:: WHAT THE TASK ASKS ::
Reproduce the records that follow exactly as they appear.

:: PROVIDED DATA ::
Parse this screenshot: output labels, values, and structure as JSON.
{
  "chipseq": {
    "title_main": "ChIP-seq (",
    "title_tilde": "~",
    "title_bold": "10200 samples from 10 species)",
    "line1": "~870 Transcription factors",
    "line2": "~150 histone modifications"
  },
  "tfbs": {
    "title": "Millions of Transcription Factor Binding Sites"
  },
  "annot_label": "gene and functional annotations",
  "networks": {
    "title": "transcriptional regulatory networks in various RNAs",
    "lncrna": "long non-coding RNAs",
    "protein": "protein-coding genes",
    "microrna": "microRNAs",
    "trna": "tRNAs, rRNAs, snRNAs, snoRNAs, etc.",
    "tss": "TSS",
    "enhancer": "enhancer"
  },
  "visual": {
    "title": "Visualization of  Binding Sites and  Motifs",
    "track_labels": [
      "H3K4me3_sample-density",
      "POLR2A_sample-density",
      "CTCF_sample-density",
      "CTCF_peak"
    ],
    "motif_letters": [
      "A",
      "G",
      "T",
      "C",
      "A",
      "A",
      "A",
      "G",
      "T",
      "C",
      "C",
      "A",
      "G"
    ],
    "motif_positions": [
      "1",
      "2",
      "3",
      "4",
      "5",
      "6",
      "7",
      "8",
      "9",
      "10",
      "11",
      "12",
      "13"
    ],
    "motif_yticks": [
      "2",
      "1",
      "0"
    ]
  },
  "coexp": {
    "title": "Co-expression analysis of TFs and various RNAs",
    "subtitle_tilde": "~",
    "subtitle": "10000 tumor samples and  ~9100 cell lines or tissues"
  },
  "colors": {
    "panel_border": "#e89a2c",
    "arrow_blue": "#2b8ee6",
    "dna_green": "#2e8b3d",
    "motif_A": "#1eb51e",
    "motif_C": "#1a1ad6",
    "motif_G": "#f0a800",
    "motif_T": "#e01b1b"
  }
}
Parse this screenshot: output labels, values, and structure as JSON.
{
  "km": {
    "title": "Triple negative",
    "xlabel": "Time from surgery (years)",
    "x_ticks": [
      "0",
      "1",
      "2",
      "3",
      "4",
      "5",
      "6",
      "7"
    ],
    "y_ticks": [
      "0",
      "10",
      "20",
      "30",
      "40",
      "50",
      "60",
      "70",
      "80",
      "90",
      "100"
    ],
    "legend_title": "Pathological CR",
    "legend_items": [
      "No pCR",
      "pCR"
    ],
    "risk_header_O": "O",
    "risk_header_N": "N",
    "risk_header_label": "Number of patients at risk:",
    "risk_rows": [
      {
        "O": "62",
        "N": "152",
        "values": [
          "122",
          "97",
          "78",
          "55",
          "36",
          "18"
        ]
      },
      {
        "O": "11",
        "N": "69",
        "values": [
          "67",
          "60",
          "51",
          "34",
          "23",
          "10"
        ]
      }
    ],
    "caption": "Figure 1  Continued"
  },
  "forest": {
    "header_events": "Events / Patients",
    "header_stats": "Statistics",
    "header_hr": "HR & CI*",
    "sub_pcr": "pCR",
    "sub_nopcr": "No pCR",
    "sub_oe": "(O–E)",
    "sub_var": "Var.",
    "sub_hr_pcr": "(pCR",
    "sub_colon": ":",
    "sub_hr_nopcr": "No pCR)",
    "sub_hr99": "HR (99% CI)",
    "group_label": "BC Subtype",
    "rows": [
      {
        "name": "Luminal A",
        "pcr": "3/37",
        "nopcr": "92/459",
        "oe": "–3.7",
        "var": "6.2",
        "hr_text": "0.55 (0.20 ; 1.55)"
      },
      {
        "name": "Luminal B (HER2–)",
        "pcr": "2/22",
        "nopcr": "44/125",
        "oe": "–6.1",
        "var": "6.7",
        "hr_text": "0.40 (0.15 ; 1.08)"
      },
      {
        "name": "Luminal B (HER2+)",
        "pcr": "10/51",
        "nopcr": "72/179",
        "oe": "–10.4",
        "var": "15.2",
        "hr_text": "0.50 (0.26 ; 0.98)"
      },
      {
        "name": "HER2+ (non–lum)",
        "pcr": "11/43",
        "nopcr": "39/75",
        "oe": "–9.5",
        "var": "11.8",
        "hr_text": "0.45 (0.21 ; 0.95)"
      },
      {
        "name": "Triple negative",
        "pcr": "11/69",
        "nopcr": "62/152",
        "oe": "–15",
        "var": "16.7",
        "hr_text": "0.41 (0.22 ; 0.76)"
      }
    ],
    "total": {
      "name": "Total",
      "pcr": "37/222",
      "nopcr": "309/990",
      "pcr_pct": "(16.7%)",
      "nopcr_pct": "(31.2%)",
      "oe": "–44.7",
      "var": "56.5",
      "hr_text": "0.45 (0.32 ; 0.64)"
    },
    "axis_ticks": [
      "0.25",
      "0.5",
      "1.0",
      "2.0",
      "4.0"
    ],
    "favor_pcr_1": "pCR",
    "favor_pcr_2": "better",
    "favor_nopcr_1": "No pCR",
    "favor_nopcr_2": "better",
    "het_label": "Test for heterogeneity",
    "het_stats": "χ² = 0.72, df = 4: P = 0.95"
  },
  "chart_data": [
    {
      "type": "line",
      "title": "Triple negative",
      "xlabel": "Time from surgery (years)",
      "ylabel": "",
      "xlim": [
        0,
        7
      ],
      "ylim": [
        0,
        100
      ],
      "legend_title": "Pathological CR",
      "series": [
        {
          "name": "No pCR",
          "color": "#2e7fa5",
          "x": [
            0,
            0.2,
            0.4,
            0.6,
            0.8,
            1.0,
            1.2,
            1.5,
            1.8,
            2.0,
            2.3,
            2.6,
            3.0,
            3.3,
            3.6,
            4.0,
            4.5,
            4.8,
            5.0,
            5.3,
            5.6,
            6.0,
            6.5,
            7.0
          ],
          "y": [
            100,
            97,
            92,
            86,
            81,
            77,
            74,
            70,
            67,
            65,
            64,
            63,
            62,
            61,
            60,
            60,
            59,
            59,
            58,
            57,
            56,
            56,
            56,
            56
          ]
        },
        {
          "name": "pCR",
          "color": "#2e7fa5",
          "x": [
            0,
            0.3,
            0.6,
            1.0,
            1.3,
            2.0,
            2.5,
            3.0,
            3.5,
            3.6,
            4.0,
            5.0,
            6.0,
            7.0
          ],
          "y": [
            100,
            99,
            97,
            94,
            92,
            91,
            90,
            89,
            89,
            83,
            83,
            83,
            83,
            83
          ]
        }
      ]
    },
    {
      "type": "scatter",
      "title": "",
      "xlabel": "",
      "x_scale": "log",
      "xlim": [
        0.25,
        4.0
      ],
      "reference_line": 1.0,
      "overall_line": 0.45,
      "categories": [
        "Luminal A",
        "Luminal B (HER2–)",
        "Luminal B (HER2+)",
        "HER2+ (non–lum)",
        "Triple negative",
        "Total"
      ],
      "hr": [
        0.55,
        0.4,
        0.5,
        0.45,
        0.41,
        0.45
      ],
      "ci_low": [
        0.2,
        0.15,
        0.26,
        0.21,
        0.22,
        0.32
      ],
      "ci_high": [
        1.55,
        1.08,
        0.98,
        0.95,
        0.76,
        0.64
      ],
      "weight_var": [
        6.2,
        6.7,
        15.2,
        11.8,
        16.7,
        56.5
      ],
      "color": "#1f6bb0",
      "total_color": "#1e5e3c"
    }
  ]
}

:: RESPONSE TO THE EXERCISE ::
Parse this screenshot: output labels, values, and structure as JSON.
{
  "chipseq": {
    "title_main": "ChIP-seq (",
    "title_tilde": "~",
    "title_bold": "10200 samples from 10 species)",
    "line1": "~870 Transcription factors",
    "line2": "~150 histone modifications"
  },
  "tfbs": {
    "title": "Millions of Transcription Factor Binding Sites"
  },
  "annot_label": "gene and functional annotations",
  "networks": {
    "title": "transcriptional regulatory networks in various RNAs",
    "lncrna": "long non-coding RNAs",
    "protein": "protein-coding genes",
    "microrna": "microRNAs",
    "trna": "tRNAs, rRNAs, snRNAs, snoRNAs, etc.",
    "tss": "TSS",
    "enhancer": "enhancer"
  },
  "visual": {
    "title": "Visualization of  Binding Sites and  Motifs",
    "track_labels": [
      "H3K4me3_sample-density",
      "POLR2A_sample-density",
      "CTCF_sample-density",
      "CTCF_peak"
    ],
    "motif_letters": [
      "A",
      "G",
      "T",
      "C",
      "A",
      "A",
      "A",
      "G",
      "T",
      "C",
      "C",
      "A",
      "G"
    ],
    "motif_positions": [
      "1",
      "2",
      "3",
      "4",
      "5",
      "6",
      "7",
      "8",
      "9",
      "10",
      "11",
      "12",
      "13"
    ],
    "motif_yticks": [
      "2",
      "1",
      "0"
    ]
  },
  "coexp": {
    "title": "Co-expression analysis of TFs and various RNAs",
    "subtitle_tilde": "~",
    "subtitle": "10000 tumor samples and  ~9100 cell lines or tissues"
  },
  "colors": {
    "panel_border": "#e89a2c",
    "arrow_blue": "#2b8ee6",
    "dna_green": "#2e8b3d",
    "motif_A": "#1eb51e",
    "motif_C": "#1a1ad6",
    "motif_G": "#f0a800",
    "motif_T": "#e01b1b"
  }
}
Parse this screenshot: output labels, values, and structure as JSON.
{
  "km": {
    "title": "Triple negative",
    "xlabel": "Time from surgery (years)",
    "x_ticks": [
      "0",
      "1",
      "2",
      "3",
      "4",
      "5",
      "6",
      "7"
    ],
    "y_ticks": [
      "0",
      "10",
      "20",
      "30",
      "40",
      "50",
      "60",
      "70",
      "80",
      "90",
      "100"
    ],
    "legend_title": "Pathological CR",
    "legend_items": [
      "No pCR",
      "pCR"
    ],
    "risk_header_O": "O",
    "risk_header_N": "N",
    "risk_header_label": "Number of patients at risk:",
    "risk_rows": [
      {
        "O": "62",
        "N": "152",
        "values": [
          "122",
          "97",
          "78",
          "55",
          "36",
          "18"
        ]
      },
      {
        "O": "11",
        "N": "69",
        "values": [
          "67",
          "60",
          "51",
          "34",
          "23",
          "10"
        ]
      }
    ],
    "caption": "Figure 1  Continued"
  },
  "forest": {
    "header_events": "Events / Patients",
    "header_stats": "Statistics",
    "header_hr": "HR & CI*",
    "sub_pcr": "pCR",
    "sub_nopcr": "No pCR",
    "sub_oe": "(O–E)",
    "sub_var": "Var.",
    "sub_hr_pcr": "(pCR",
    "sub_colon": ":",
    "sub_hr_nopcr": "No pCR)",
    "sub_hr99": "HR (99% CI)",
    "group_label": "BC Subtype",
    "rows": [
      {
        "name": "Luminal A",
        "pcr": "3/37",
        "nopcr": "92/459",
        "oe": "–3.7",
        "var": "6.2",
        "hr_text": "0.55 (0.20 ; 1.55)"
      },
      {
        "name": "Luminal B (HER2–)",
        "pcr": "2/22",
        "nopcr": "44/125",
        "oe": "–6.1",
        "var": "6.7",
        "hr_text": "0.40 (0.15 ; 1.08)"
      },
      {
        "name": "Luminal B (HER2+)",
        "pcr": "10/51",
        "nopcr": "72/179",
        "oe": "–10.4",
        "var": "15.2",
        "hr_text": "0.50 (0.26 ; 0.98)"
      },
      {
        "name": "HER2+ (non–lum)",
        "pcr": "11/43",
        "nopcr": "39/75",
        "oe": "–9.5",
        "var": "11.8",
        "hr_text": "0.45 (0.21 ; 0.95)"
      },
      {
        "name": "Triple negative",
        "pcr": "11/69",
        "nopcr": "62/152",
        "oe": "–15",
        "var": "16.7",
        "hr_text": "0.41 (0.22 ; 0.76)"
      }
    ],
    "total": {
      "name": "Total",
      "pcr": "37/222",
      "nopcr": "309/990",
      "pcr_pct": "(16.7%)",
      "nopcr_pct": "(31.2%)",
      "oe": "–44.7",
      "var": "56.5",
      "hr_text": "0.45 (0.32 ; 0.64)"
    },
    "axis_ticks": [
      "0.25",
      "0.5",
      "1.0",
      "2.0",
      "4.0"
    ],
    "favor_pcr_1": "pCR",
    "favor_pcr_2": "better",
    "favor_nopcr_1": "No pCR",
    "favor_nopcr_2": "better",
    "het_label": "Test for heterogeneity",
    "het_stats": "χ² = 0.72, df = 4: P = 0.95"
  },
  "chart_data": [
    {
      "type": "line",
      "title": "Triple negative",
      "xlabel": "Time from surgery (years)",
      "ylabel": "",
      "xlim": [
        0,
        7
      ],
      "ylim": [
        0,
        100
      ],
      "legend_title": "Pathological CR",
      "series": [
        {
          "name": "No pCR",
          "color": "#2e7fa5",
          "x": [
            0,
            0.2,
            0.4,
            0.6,
            0.8,
            1.0,
            1.2,
            1.5,
            1.8,
            2.0,
            2.3,
            2.6,
            3.0,
            3.3,
            3.6,
            4.0,
            4.5,
            4.8,
            5.0,
            5.3,
            5.6,
            6.0,
            6.5,
            7.0
          ],
          "y": [
            100,
            97,
            92,
            86,
            81,
            77,
            74,
            70,
            67,
            65,
            64,
            63,
            62,
            61,
            60,
            60,
            59,
            59,
            58,
            57,
            56,
            56,
            56,
            56
          ]
        },
        {
          "name": "pCR",
          "color": "#2e7fa5",
          "x": [
            0,
            0.3,
            0.6,
            1.0,
            1.3,
            2.0,
            2.5,
            3.0,
            3.5,
            3.6,
            4.0,
            5.0,
            6.0,
            7.0
          ],
          "y": [
            100,
            99,
            97,
            94,
            92,
            91,
            90,
            89,
            89,
            83,
            83,
            83,
            83,
            83
          ]
        }
      ]
    },
    {
      "type": "scatter",
      "title": "",
      "xlabel": "",
      "x_scale": "log",
      "xlim": [
        0.25,
        4.0
      ],
      "reference_line": 1.0,
      "overall_line": 0.45,
      "categories": [
        "Luminal A",
        "Luminal B (HER2–)",
        "Luminal B (HER2+)",
        "HER2+ (non–lum)",
        "Triple negative",
        "Total"
      ],
      "hr": [
        0.55,
        0.4,
        0.5,
        0.45,
        0.41,
        0.45
      ],
      "ci_low": [
        0.2,
        0.15,
        0.26,
        0.21,
        0.22,
        0.32
      ],
      "ci_high": [
        1.55,
        1.08,
        0.98,
        0.95,
        0.76,
        0.64
      ],
      "weight_var": [
        6.2,
        6.7,
        15.2,
        11.8,
        16.7,
        56.5
      ],
      "color": "#1f6bb0",
      "total_color": "#1e5e3c"
    }
  ]
}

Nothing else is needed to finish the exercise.